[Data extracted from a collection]
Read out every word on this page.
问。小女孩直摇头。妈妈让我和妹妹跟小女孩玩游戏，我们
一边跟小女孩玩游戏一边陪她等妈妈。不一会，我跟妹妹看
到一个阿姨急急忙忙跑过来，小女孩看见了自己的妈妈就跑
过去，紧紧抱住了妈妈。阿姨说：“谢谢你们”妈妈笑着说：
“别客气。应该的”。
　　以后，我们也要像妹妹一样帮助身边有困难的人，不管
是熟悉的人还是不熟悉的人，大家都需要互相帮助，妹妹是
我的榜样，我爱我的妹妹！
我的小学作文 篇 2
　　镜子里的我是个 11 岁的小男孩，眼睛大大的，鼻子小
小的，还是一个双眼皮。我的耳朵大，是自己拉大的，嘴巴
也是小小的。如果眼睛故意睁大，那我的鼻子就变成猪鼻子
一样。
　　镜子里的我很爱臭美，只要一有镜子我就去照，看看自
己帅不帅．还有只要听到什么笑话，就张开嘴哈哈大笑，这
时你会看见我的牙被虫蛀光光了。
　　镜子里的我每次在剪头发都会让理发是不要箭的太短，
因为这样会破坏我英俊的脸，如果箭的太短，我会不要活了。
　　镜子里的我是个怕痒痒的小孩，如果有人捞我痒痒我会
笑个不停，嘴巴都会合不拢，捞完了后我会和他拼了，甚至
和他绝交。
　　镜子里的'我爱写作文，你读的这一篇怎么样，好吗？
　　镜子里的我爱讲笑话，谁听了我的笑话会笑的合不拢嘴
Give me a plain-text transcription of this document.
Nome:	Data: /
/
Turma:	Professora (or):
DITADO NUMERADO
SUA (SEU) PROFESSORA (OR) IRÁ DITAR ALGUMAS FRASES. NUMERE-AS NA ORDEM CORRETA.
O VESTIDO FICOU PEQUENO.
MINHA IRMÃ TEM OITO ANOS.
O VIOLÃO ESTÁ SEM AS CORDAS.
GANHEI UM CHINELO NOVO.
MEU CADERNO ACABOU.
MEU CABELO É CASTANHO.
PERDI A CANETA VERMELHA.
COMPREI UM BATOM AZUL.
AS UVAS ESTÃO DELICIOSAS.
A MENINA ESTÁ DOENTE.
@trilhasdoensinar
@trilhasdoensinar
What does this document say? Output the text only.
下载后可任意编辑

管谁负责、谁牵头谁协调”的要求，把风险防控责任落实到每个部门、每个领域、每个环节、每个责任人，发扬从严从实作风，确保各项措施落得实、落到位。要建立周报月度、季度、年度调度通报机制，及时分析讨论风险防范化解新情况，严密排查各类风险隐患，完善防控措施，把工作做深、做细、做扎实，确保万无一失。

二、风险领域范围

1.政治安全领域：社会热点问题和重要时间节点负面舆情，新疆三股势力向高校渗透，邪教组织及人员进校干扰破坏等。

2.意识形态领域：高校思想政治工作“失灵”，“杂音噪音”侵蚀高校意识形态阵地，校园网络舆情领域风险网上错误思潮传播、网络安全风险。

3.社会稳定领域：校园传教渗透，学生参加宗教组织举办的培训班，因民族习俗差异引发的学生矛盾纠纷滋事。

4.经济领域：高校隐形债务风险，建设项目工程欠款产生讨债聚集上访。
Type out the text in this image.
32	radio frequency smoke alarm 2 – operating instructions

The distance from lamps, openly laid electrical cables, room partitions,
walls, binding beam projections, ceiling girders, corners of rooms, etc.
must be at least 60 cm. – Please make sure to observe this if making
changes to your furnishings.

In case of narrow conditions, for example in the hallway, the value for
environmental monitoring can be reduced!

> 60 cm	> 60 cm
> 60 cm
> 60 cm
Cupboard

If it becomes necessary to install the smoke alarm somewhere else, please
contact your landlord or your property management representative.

▶ _PROBLEM REQUIREMENTS_
Copy out each line of the listing that holds "document".

▶ _WORKED ANSWER_
Give me a plain-text transcription of this document.
What does this document say? Output the text only.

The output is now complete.